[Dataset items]
** BEGIN **

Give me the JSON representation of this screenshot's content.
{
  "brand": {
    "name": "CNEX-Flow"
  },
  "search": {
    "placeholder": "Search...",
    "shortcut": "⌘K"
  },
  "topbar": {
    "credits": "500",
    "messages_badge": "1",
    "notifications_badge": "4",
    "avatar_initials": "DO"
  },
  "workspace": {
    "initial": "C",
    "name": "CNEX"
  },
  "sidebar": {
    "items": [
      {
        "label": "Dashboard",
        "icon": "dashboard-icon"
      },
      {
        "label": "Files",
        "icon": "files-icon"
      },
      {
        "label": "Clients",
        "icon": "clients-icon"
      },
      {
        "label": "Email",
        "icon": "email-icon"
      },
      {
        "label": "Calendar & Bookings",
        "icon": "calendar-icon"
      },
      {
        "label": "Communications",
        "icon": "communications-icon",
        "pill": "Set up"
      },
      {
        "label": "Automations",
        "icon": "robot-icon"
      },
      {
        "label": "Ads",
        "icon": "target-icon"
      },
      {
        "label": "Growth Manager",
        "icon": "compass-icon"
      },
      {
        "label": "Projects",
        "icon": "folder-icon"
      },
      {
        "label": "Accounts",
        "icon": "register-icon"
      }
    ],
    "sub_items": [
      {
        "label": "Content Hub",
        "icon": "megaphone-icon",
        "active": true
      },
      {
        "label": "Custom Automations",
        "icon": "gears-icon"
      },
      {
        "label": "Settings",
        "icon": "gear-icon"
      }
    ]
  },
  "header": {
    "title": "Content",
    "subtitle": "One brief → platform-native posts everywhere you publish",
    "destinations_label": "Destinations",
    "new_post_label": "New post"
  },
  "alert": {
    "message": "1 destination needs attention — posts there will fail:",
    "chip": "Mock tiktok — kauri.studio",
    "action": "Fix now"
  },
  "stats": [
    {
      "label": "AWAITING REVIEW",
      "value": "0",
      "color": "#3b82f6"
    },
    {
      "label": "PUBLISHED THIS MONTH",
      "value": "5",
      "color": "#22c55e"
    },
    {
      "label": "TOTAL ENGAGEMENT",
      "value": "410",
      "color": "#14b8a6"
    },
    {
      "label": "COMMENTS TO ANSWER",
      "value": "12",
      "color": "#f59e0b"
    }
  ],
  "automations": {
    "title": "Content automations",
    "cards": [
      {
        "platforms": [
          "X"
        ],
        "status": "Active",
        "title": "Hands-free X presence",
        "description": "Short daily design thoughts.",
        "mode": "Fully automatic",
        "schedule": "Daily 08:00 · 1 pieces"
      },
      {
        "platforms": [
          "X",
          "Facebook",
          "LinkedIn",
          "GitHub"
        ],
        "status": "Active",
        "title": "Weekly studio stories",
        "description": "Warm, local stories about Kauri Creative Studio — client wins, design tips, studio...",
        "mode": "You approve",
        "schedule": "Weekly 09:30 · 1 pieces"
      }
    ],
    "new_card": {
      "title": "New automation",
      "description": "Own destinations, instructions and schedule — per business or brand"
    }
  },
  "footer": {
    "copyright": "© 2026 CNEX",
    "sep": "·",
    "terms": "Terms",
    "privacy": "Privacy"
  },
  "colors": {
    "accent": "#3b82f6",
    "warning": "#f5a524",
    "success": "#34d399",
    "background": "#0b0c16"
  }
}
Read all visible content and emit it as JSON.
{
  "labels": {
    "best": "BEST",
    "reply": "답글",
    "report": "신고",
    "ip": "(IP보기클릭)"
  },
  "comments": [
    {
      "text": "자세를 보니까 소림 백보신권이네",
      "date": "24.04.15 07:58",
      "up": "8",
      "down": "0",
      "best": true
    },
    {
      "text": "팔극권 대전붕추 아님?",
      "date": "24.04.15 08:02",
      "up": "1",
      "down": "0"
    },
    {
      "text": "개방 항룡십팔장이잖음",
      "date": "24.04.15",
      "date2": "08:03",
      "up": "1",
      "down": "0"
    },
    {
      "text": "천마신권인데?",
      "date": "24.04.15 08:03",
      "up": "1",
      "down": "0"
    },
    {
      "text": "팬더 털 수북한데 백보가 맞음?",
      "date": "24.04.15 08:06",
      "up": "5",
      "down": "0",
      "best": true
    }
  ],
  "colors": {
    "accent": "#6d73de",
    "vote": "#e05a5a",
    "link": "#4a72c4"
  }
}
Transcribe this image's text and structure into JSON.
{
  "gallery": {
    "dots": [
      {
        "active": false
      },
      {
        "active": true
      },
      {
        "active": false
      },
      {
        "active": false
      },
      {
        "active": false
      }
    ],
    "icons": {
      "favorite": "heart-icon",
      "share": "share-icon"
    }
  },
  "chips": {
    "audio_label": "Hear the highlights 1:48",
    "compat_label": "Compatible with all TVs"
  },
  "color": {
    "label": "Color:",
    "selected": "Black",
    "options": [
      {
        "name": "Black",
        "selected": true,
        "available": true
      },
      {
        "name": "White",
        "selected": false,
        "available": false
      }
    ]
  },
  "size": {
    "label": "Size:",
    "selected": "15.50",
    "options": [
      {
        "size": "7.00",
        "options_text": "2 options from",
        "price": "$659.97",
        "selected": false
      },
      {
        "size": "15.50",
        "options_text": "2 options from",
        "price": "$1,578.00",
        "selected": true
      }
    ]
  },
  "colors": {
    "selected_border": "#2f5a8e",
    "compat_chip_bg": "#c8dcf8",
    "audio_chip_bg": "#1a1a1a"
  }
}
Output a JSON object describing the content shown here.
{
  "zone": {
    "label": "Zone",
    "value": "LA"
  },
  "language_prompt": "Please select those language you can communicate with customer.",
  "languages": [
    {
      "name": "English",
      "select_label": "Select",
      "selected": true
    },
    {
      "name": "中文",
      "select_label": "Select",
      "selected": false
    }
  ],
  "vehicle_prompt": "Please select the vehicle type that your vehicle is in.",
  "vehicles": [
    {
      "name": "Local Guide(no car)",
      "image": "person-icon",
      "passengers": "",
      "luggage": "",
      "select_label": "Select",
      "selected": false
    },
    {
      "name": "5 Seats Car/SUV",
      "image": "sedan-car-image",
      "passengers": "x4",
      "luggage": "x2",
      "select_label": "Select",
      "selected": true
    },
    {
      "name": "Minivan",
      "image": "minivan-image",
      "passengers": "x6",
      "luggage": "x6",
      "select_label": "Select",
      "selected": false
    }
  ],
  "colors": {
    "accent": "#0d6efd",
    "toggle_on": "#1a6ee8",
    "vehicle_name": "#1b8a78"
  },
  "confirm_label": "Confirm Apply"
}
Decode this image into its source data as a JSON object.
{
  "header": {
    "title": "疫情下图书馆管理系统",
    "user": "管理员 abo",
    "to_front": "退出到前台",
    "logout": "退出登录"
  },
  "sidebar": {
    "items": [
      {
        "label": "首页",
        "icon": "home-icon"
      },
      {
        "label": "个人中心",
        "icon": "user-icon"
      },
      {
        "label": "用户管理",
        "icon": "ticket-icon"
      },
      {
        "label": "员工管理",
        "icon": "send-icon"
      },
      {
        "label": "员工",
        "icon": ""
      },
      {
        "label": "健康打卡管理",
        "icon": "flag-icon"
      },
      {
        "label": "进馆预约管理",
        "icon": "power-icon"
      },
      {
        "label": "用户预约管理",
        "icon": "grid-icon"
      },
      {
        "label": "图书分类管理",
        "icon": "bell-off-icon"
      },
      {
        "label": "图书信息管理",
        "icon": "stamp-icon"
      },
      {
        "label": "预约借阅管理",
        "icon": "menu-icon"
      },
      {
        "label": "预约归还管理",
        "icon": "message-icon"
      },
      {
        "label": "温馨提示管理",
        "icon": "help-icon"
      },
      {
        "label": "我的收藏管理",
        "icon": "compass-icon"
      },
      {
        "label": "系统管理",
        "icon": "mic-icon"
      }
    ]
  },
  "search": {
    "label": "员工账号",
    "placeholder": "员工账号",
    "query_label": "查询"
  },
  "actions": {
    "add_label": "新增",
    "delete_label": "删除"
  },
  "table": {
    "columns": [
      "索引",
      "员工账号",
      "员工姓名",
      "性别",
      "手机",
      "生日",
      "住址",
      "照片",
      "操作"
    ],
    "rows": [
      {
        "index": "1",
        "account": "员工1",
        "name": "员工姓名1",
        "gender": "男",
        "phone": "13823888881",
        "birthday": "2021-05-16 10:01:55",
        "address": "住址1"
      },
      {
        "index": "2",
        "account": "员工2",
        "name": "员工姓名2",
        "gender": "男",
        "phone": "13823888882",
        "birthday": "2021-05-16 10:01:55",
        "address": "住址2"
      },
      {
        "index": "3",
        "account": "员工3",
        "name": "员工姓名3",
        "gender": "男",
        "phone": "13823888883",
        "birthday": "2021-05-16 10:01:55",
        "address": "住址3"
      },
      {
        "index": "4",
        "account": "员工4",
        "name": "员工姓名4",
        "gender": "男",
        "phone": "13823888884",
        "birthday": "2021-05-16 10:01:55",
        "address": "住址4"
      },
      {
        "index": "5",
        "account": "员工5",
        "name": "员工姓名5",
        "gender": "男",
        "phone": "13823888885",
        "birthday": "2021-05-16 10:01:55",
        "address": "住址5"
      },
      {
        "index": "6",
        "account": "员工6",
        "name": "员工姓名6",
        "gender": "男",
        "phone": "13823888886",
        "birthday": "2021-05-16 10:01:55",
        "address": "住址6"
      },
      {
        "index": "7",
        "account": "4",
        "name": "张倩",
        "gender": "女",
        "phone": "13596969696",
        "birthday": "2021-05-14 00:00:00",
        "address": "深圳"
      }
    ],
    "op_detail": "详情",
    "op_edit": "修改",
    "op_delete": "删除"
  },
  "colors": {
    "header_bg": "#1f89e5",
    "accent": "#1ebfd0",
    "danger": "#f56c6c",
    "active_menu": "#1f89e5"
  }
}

** END **

** Work required **
Your task is to pick out every line with the string "value" and copy it.

** The response **
      "value": "0",
      "value": "5",
      "value": "410",
      "value": "12",
    "value": "LA"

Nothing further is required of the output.